» **WHAT YOU SHOULD DO**:
From the listing below, return each line that includes "Call".

» **RECORDS FOR THE TASK**:
▬▬▬

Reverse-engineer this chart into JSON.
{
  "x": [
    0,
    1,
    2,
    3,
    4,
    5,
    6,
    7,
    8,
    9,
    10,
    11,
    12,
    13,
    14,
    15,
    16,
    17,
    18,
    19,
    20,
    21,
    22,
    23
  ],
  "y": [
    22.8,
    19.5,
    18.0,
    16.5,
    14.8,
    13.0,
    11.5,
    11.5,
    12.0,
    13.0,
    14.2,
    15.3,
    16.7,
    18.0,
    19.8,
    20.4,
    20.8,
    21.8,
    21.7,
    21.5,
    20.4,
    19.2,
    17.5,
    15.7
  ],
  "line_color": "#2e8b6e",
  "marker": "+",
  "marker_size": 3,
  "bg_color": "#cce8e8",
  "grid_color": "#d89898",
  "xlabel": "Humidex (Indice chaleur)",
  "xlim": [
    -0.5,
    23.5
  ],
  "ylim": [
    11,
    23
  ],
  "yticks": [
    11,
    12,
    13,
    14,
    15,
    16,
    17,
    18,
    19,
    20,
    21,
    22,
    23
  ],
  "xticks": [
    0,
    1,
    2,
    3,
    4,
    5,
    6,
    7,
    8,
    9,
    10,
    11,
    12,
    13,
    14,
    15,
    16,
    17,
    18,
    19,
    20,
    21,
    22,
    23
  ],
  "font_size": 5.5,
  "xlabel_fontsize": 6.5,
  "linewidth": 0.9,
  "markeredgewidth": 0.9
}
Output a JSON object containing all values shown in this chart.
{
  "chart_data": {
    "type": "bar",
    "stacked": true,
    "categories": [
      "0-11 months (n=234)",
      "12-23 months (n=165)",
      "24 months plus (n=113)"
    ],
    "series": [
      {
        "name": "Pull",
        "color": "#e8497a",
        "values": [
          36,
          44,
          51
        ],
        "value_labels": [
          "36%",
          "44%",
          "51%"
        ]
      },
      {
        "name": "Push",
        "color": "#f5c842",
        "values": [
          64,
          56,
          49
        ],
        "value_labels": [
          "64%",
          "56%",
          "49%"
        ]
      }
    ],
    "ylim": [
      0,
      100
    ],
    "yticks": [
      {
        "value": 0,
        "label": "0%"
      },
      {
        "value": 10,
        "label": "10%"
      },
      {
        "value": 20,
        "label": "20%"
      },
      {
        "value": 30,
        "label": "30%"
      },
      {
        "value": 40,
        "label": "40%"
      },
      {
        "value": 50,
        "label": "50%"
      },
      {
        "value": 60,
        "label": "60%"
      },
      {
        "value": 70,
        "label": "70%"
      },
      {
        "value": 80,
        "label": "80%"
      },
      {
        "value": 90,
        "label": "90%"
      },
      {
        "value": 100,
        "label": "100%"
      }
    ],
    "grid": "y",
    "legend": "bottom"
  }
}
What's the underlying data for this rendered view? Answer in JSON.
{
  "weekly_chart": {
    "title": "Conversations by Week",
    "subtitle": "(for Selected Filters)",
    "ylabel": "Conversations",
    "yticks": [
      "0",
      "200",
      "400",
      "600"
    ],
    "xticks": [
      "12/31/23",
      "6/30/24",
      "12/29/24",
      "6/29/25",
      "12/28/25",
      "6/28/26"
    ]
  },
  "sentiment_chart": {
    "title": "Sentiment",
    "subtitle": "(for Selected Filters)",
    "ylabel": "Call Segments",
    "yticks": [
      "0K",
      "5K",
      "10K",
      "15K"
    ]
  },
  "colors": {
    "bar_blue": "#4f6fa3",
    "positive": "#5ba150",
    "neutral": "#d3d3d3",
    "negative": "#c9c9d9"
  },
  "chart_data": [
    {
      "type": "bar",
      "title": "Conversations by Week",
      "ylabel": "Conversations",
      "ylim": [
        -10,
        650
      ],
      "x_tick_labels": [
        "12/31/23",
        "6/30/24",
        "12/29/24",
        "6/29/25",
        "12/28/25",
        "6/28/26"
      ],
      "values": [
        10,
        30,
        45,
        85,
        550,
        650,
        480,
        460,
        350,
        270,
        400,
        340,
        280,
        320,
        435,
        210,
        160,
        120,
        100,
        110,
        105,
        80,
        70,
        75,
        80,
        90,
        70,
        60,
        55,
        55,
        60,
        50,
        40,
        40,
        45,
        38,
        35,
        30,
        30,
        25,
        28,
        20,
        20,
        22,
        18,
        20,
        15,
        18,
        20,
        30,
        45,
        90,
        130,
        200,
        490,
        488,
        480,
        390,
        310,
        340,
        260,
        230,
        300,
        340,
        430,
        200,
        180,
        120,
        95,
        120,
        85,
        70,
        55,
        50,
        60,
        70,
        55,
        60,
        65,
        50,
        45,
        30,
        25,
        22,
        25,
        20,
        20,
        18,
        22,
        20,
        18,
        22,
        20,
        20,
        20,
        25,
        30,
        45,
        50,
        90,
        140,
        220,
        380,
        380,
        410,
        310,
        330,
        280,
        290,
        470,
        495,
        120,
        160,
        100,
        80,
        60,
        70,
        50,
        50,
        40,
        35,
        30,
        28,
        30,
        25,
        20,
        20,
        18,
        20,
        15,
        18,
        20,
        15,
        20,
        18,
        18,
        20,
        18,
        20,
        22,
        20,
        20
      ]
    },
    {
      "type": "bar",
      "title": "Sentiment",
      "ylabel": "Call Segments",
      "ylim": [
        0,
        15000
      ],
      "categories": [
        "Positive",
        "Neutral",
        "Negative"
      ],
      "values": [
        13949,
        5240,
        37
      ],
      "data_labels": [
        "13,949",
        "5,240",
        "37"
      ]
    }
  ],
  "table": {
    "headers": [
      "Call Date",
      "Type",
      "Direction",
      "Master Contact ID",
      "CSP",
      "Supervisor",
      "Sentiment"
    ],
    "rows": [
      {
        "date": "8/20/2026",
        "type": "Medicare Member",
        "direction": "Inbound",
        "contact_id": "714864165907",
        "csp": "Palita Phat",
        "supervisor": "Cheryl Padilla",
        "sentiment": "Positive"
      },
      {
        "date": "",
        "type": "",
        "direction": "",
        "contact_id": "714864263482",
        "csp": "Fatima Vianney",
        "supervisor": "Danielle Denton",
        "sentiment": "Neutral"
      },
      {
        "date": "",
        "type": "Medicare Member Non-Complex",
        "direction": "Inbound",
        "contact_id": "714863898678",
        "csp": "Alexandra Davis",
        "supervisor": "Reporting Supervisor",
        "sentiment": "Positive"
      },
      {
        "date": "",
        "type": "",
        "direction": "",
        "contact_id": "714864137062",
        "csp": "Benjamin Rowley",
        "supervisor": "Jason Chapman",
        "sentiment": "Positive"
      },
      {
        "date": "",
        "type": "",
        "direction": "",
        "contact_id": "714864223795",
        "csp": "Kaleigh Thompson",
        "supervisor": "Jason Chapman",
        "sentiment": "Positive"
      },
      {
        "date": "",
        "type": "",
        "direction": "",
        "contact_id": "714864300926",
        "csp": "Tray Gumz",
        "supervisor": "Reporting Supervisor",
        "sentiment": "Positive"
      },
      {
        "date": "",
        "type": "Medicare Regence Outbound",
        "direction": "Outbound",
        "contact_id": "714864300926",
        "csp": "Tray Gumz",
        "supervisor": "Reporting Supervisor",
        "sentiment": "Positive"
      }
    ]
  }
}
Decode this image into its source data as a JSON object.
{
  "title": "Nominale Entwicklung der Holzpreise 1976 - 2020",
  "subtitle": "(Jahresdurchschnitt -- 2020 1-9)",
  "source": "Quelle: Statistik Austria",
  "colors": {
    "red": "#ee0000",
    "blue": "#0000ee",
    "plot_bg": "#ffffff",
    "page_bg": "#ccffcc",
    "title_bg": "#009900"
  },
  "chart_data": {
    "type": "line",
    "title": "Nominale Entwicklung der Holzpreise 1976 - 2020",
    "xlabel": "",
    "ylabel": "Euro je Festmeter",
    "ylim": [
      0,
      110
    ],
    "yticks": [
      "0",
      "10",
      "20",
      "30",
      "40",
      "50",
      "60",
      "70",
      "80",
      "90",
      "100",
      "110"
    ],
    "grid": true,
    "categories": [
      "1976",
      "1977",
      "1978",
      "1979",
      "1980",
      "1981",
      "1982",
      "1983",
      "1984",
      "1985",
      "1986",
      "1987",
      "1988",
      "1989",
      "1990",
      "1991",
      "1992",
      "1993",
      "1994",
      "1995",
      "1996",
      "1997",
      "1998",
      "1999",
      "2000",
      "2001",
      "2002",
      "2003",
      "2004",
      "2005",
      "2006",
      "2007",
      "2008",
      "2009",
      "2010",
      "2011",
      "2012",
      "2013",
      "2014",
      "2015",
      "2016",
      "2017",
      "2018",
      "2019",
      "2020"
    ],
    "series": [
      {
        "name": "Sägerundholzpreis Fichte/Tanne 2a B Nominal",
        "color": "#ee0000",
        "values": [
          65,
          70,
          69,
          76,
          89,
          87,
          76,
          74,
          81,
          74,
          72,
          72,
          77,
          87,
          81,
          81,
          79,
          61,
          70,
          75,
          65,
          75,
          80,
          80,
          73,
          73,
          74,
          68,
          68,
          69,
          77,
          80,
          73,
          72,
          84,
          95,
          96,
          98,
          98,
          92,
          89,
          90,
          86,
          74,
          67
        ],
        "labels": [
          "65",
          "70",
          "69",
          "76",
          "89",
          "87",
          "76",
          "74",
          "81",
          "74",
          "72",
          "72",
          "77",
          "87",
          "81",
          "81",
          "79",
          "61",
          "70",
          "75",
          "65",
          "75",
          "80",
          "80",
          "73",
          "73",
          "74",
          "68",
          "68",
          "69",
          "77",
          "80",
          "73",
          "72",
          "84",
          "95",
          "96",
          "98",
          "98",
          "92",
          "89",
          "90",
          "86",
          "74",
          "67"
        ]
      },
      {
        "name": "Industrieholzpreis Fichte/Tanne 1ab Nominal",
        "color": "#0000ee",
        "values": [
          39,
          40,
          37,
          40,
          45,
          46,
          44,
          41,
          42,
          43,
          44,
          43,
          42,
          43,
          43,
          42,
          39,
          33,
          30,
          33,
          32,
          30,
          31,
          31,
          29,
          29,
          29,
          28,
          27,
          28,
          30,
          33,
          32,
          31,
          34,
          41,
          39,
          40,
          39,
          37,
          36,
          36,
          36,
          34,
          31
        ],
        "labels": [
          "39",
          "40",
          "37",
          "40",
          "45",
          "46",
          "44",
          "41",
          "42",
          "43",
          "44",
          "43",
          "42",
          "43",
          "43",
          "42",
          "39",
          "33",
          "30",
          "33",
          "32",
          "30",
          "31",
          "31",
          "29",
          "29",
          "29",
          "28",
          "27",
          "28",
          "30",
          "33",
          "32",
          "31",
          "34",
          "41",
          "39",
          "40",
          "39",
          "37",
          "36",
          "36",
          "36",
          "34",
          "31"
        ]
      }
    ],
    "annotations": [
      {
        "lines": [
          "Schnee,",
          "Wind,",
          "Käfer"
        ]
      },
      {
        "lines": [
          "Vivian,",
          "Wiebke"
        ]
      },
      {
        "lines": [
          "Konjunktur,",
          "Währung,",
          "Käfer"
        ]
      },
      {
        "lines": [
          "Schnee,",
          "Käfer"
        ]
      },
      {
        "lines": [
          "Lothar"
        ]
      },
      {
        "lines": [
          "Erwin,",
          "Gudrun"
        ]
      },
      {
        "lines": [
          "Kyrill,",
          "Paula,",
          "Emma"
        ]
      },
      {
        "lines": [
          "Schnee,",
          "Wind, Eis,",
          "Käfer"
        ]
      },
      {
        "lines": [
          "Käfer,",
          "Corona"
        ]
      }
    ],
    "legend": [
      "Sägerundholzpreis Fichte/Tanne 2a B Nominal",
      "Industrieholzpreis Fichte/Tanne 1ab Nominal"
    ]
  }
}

▬▬▬

» **WRITTEN SOLUTION**:
    "ylabel": "Call Segments",
      "ylabel": "Call Segments",
      "Call Date",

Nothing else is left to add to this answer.